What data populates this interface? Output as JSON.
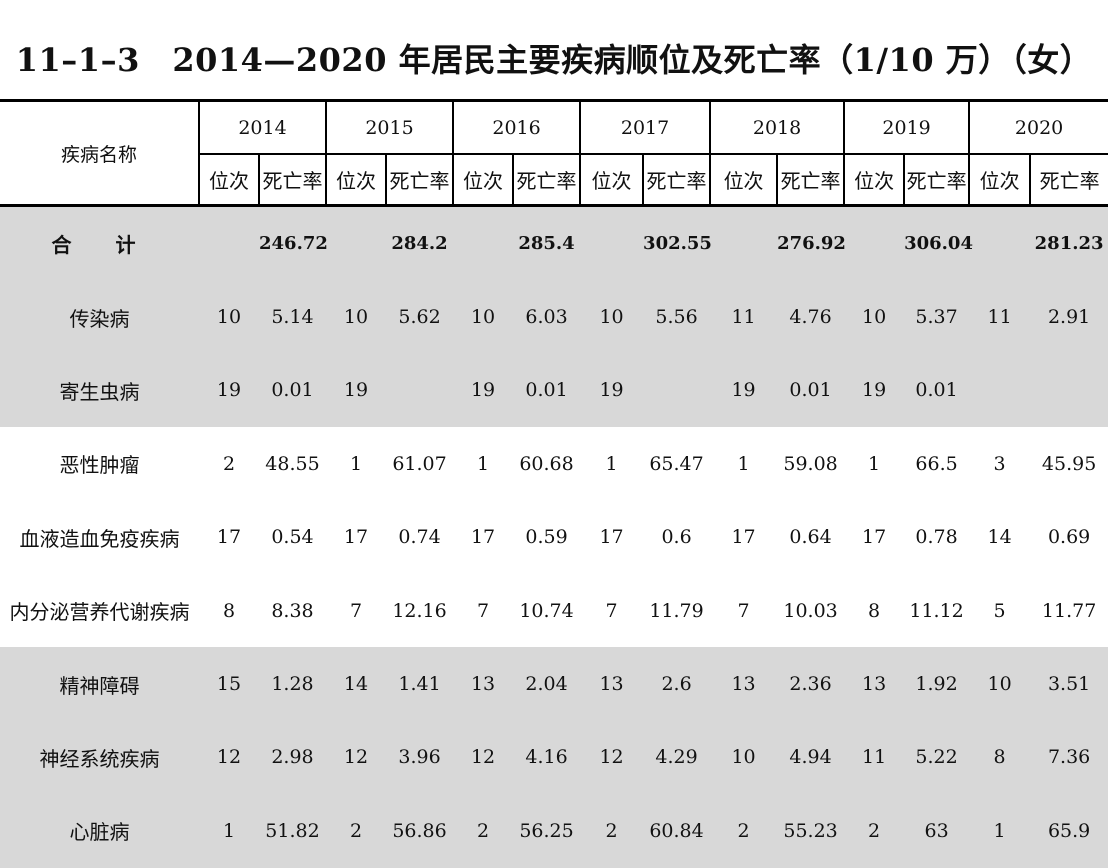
{
  "title": "11–1–3　2014—2020 年居民主要疾病顺位及死亡率（1/10 万）（女）",
  "table": {
    "name_header": "疾病名称",
    "years": [
      "2014",
      "2015",
      "2016",
      "2017",
      "2018",
      "2019",
      "2020"
    ],
    "rank_label": "位次",
    "rate_label": "死亡率",
    "rows": [
      {
        "name": "合　计",
        "shaded": true,
        "total": true,
        "cells": [
          [
            "",
            "246.72"
          ],
          [
            "",
            "284.2"
          ],
          [
            "",
            "285.4"
          ],
          [
            "",
            "302.55"
          ],
          [
            "",
            "276.92"
          ],
          [
            "",
            "306.04"
          ],
          [
            "",
            "281.23"
          ]
        ]
      },
      {
        "name": "传染病",
        "shaded": true,
        "cells": [
          [
            "10",
            "5.14"
          ],
          [
            "10",
            "5.62"
          ],
          [
            "10",
            "6.03"
          ],
          [
            "10",
            "5.56"
          ],
          [
            "11",
            "4.76"
          ],
          [
            "10",
            "5.37"
          ],
          [
            "11",
            "2.91"
          ]
        ]
      },
      {
        "name": "寄生虫病",
        "shaded": true,
        "cells": [
          [
            "19",
            "0.01"
          ],
          [
            "19",
            ""
          ],
          [
            "19",
            "0.01"
          ],
          [
            "19",
            ""
          ],
          [
            "19",
            "0.01"
          ],
          [
            "19",
            "0.01"
          ],
          [
            "",
            ""
          ]
        ]
      },
      {
        "name": "恶性肿瘤",
        "shaded": false,
        "cells": [
          [
            "2",
            "48.55"
          ],
          [
            "1",
            "61.07"
          ],
          [
            "1",
            "60.68"
          ],
          [
            "1",
            "65.47"
          ],
          [
            "1",
            "59.08"
          ],
          [
            "1",
            "66.5"
          ],
          [
            "3",
            "45.95"
          ]
        ]
      },
      {
        "name": "血液造血免疫疾病",
        "shaded": false,
        "cells": [
          [
            "17",
            "0.54"
          ],
          [
            "17",
            "0.74"
          ],
          [
            "17",
            "0.59"
          ],
          [
            "17",
            "0.6"
          ],
          [
            "17",
            "0.64"
          ],
          [
            "17",
            "0.78"
          ],
          [
            "14",
            "0.69"
          ]
        ]
      },
      {
        "name": "内分泌营养代谢疾病",
        "shaded": false,
        "cells": [
          [
            "8",
            "8.38"
          ],
          [
            "7",
            "12.16"
          ],
          [
            "7",
            "10.74"
          ],
          [
            "7",
            "11.79"
          ],
          [
            "7",
            "10.03"
          ],
          [
            "8",
            "11.12"
          ],
          [
            "5",
            "11.77"
          ]
        ]
      },
      {
        "name": "精神障碍",
        "shaded": true,
        "cells": [
          [
            "15",
            "1.28"
          ],
          [
            "14",
            "1.41"
          ],
          [
            "13",
            "2.04"
          ],
          [
            "13",
            "2.6"
          ],
          [
            "13",
            "2.36"
          ],
          [
            "13",
            "1.92"
          ],
          [
            "10",
            "3.51"
          ]
        ]
      },
      {
        "name": "神经系统疾病",
        "shaded": true,
        "cells": [
          [
            "12",
            "2.98"
          ],
          [
            "12",
            "3.96"
          ],
          [
            "12",
            "4.16"
          ],
          [
            "12",
            "4.29"
          ],
          [
            "10",
            "4.94"
          ],
          [
            "11",
            "5.22"
          ],
          [
            "8",
            "7.36"
          ]
        ]
      },
      {
        "name": "心脏病",
        "shaded": true,
        "cells": [
          [
            "1",
            "51.82"
          ],
          [
            "2",
            "56.86"
          ],
          [
            "2",
            "56.25"
          ],
          [
            "2",
            "60.84"
          ],
          [
            "2",
            "55.23"
          ],
          [
            "2",
            "63"
          ],
          [
            "1",
            "65.9"
          ]
        ]
      }
    ]
  }
}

◇ ◇ ◇ ◇ ◇

All entries are to be retyped exactly. Omit any embedded images.

What data populates this interface? Output as JSON.
{
  "title": "11–1–3　2014—2020 年居民主要疾病顺位及死亡率（1/10 万）（女）",
  "table": {
    "name_header": "疾病名称",
    "years": [
      "2014",
      "2015",
      "2016",
      "2017",
      "2018",
      "2019",
      "2020"
    ],
    "rank_label": "位次",
    "rate_label": "死亡率",
    "rows": [
      {
        "name": "合　计",
        "shaded": true,
        "total": true,
        "cells": [
          [
            "",
            "246.72"
          ],
          [
            "",
            "284.2"
          ],
          [
            "",
            "285.4"
          ],
          [
            "",
            "302.55"
          ],
          [
            "",
            "276.92"
          ],
          [
            "",
            "306.04"
          ],
          [
            "",
            "281.23"
          ]
        ]
      },
      {
        "name": "传染病",
        "shaded": true,
        "cells": [
          [
            "10",
            "5.14"
          ],
          [
            "10",
            "5.62"
          ],
          [
            "10",
            "6.03"
          ],
          [
            "10",
            "5.56"
          ],
          [
            "11",
            "4.76"
          ],
          [
            "10",
            "5.37"
          ],
          [
            "11",
            "2.91"
          ]
        ]
      },
      {
        "name": "寄生虫病",
        "shaded": true,
        "cells": [
          [
            "19",
            "0.01"
          ],
          [
            "19",
            ""
          ],
          [
            "19",
            "0.01"
          ],
          [
            "19",
            ""
          ],
          [
            "19",
            "0.01"
          ],
          [
            "19",
            "0.01"
          ],
          [
            "",
            ""
          ]
        ]
      },
      {
        "name": "恶性肿瘤",
        "shaded": false,
        "cells": [
          [
            "2",
            "48.55"
          ],
          [
            "1",
            "61.07"
          ],
          [
            "1",
            "60.68"
          ],
          [
            "1",
            "65.47"
          ],
          [
            "1",
            "59.08"
          ],
          [
            "1",
            "66.5"
          ],
          [
            "3",
            "45.95"
          ]
        ]
      },
      {
        "name": "血液造血免疫疾病",
        "shaded": false,
        "cells": [
          [
            "17",
            "0.54"
          ],
          [
            "17",
            "0.74"
          ],
          [
            "17",
            "0.59"
          ],
          [
            "17",
            "0.6"
          ],
          [
            "17",
            "0.64"
          ],
          [
            "17",
            "0.78"
          ],
          [
            "14",
            "0.69"
          ]
        ]
      },
      {
        "name": "内分泌营养代谢疾病",
        "shaded": false,
        "cells": [
          [
            "8",
            "8.38"
          ],
          [
            "7",
            "12.16"
          ],
          [
            "7",
            "10.74"
          ],
          [
            "7",
            "11.79"
          ],
          [
            "7",
            "10.03"
          ],
          [
            "8",
            "11.12"
          ],
          [
            "5",
            "11.77"
          ]
        ]
      },
      {
        "name": "精神障碍",
        "shaded": true,
        "cells": [
          [
            "15",
            "1.28"
          ],
          [
            "14",
            "1.41"
          ],
          [
            "13",
            "2.04"
          ],
          [
            "13",
            "2.6"
          ],
          [
            "13",
            "2.36"
          ],
          [
            "13",
            "1.92"
          ],
          [
            "10",
            "3.51"
          ]
        ]
      },
      {
        "name": "神经系统疾病",
        "shaded": true,
        "cells": [
          [
            "12",
            "2.98"
          ],
          [
            "12",
            "3.96"
          ],
          [
            "12",
            "4.16"
          ],
          [
            "12",
            "4.29"
          ],
          [
            "10",
            "4.94"
          ],
          [
            "11",
            "5.22"
          ],
          [
            "8",
            "7.36"
          ]
        ]
      },
      {
        "name": "心脏病",
        "shaded": true,
        "cells": [
          [
            "1",
            "51.82"
          ],
          [
            "2",
            "56.86"
          ],
          [
            "2",
            "56.25"
          ],
          [
            "2",
            "60.84"
          ],
          [
            "2",
            "55.23"
          ],
          [
            "2",
            "63"
          ],
          [
            "1",
            "65.9"
          ]
        ]
      }
    ]
  }
}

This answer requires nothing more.